What to do:
Please write out the material below exactly as given.

-- Material start --

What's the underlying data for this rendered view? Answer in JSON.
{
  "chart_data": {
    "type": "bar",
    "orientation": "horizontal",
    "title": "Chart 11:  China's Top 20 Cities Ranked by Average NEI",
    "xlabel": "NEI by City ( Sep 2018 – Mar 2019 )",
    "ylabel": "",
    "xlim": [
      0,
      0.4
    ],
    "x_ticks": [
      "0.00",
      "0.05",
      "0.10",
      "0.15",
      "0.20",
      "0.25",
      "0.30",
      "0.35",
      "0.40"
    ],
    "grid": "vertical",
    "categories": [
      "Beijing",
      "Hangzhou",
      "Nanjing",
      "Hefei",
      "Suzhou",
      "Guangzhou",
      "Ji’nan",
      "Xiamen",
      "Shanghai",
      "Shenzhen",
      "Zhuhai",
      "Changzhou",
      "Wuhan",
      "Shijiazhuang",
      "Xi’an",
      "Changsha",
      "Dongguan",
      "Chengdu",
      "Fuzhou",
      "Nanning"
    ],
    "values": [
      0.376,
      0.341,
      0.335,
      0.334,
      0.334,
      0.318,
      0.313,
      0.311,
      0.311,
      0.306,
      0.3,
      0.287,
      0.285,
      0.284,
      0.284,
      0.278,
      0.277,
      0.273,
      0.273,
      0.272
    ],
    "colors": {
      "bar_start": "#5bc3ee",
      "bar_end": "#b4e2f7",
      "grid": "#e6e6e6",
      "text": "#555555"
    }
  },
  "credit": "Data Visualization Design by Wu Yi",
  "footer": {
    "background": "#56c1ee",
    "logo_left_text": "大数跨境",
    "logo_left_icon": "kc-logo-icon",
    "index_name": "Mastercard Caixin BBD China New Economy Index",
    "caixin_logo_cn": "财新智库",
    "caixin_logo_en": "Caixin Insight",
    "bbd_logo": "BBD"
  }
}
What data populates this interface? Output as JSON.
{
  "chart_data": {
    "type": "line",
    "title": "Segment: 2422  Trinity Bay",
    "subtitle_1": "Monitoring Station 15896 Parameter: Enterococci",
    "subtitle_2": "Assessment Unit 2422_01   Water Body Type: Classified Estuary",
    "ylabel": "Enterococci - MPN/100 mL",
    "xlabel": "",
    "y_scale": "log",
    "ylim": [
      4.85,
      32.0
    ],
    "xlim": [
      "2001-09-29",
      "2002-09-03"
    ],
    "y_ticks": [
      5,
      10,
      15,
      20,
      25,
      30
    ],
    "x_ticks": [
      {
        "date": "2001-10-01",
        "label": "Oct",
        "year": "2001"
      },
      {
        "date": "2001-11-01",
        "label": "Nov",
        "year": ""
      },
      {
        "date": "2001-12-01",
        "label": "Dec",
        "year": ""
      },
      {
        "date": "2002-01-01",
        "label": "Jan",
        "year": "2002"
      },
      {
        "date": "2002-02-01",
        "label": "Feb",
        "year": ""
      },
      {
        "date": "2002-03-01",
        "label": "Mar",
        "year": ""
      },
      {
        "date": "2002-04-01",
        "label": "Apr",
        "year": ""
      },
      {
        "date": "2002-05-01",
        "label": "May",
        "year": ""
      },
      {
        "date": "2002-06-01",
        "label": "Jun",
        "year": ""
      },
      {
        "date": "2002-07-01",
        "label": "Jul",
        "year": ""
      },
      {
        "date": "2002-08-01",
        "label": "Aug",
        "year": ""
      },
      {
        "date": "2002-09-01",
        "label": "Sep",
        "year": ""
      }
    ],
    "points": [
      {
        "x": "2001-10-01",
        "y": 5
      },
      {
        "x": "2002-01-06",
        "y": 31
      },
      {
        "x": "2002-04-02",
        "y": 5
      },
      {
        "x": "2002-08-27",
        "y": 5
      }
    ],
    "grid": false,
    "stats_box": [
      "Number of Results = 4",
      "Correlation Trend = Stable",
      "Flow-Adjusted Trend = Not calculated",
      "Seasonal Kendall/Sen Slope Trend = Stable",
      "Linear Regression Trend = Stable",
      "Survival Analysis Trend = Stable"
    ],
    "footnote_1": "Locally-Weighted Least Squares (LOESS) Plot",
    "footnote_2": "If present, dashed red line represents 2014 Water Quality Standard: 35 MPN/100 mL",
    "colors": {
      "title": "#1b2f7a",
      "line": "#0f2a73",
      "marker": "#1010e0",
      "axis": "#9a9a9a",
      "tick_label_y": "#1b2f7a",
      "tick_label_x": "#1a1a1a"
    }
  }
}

-- Material end --

Output of the task:
What's the underlying data for this rendered view? Answer in JSON.
{
  "chart_data": {
    "type": "bar",
    "orientation": "horizontal",
    "title": "Chart 11:  China's Top 20 Cities Ranked by Average NEI",
    "xlabel": "NEI by City ( Sep 2018 – Mar 2019 )",
    "ylabel": "",
    "xlim": [
      0,
      0.4
    ],
    "x_ticks": [
      "0.00",
      "0.05",
      "0.10",
      "0.15",
      "0.20",
      "0.25",
      "0.30",
      "0.35",
      "0.40"
    ],
    "grid": "vertical",
    "categories": [
      "Beijing",
      "Hangzhou",
      "Nanjing",
      "Hefei",
      "Suzhou",
      "Guangzhou",
      "Ji’nan",
      "Xiamen",
      "Shanghai",
      "Shenzhen",
      "Zhuhai",
      "Changzhou",
      "Wuhan",
      "Shijiazhuang",
      "Xi’an",
      "Changsha",
      "Dongguan",
      "Chengdu",
      "Fuzhou",
      "Nanning"
    ],
    "values": [
      0.376,
      0.341,
      0.335,
      0.334,
      0.334,
      0.318,
      0.313,
      0.311,
      0.311,
      0.306,
      0.3,
      0.287,
      0.285,
      0.284,
      0.284,
      0.278,
      0.277,
      0.273,
      0.273,
      0.272
    ],
    "colors": {
      "bar_start": "#5bc3ee",
      "bar_end": "#b4e2f7",
      "grid": "#e6e6e6",
      "text": "#555555"
    }
  },
  "credit": "Data Visualization Design by Wu Yi",
  "footer": {
    "background": "#56c1ee",
    "logo_left_text": "大数跨境",
    "logo_left_icon": "kc-logo-icon",
    "index_name": "Mastercard Caixin BBD China New Economy Index",
    "caixin_logo_cn": "财新智库",
    "caixin_logo_en": "Caixin Insight",
    "bbd_logo": "BBD"
  }
}
What data populates this interface? Output as JSON.
{
  "chart_data": {
    "type": "line",
    "title": "Segment: 2422  Trinity Bay",
    "subtitle_1": "Monitoring Station 15896 Parameter: Enterococci",
    "subtitle_2": "Assessment Unit 2422_01   Water Body Type: Classified Estuary",
    "ylabel": "Enterococci - MPN/100 mL",
    "xlabel": "",
    "y_scale": "log",
    "ylim": [
      4.85,
      32.0
    ],
    "xlim": [
      "2001-09-29",
      "2002-09-03"
    ],
    "y_ticks": [
      5,
      10,
      15,
      20,
      25,
      30
    ],
    "x_ticks": [
      {
        "date": "2001-10-01",
        "label": "Oct",
        "year": "2001"
      },
      {
        "date": "2001-11-01",
        "label": "Nov",
        "year": ""
      },
      {
        "date": "2001-12-01",
        "label": "Dec",
        "year": ""
      },
      {
        "date": "2002-01-01",
        "label": "Jan",
        "year": "2002"
      },
      {
        "date": "2002-02-01",
        "label": "Feb",
        "year": ""
      },
      {
        "date": "2002-03-01",
        "label": "Mar",
        "year": ""
      },
      {
        "date": "2002-04-01",
        "label": "Apr",
        "year": ""
      },
      {
        "date": "2002-05-01",
        "label": "May",
        "year": ""
      },
      {
        "date": "2002-06-01",
        "label": "Jun",
        "year": ""
      },
      {
        "date": "2002-07-01",
        "label": "Jul",
        "year": ""
      },
      {
        "date": "2002-08-01",
        "label": "Aug",
        "year": ""
      },
      {
        "date": "2002-09-01",
        "label": "Sep",
        "year": ""
      }
    ],
    "points": [
      {
        "x": "2001-10-01",
        "y": 5
      },
      {
        "x": "2002-01-06",
        "y": 31
      },
      {
        "x": "2002-04-02",
        "y": 5
      },
      {
        "x": "2002-08-27",
        "y": 5
      }
    ],
    "grid": false,
    "stats_box": [
      "Number of Results = 4",
      "Correlation Trend = Stable",
      "Flow-Adjusted Trend = Not calculated",
      "Seasonal Kendall/Sen Slope Trend = Stable",
      "Linear Regression Trend = Stable",
      "Survival Analysis Trend = Stable"
    ],
    "footnote_1": "Locally-Weighted Least Squares (LOESS) Plot",
    "footnote_2": "If present, dashed red line represents 2014 Water Quality Standard: 35 MPN/100 mL",
    "colors": {
      "title": "#1b2f7a",
      "line": "#0f2a73",
      "marker": "#1010e0",
      "axis": "#9a9a9a",
      "tick_label_y": "#1b2f7a",
      "tick_label_x": "#1a1a1a"
    }
  }
}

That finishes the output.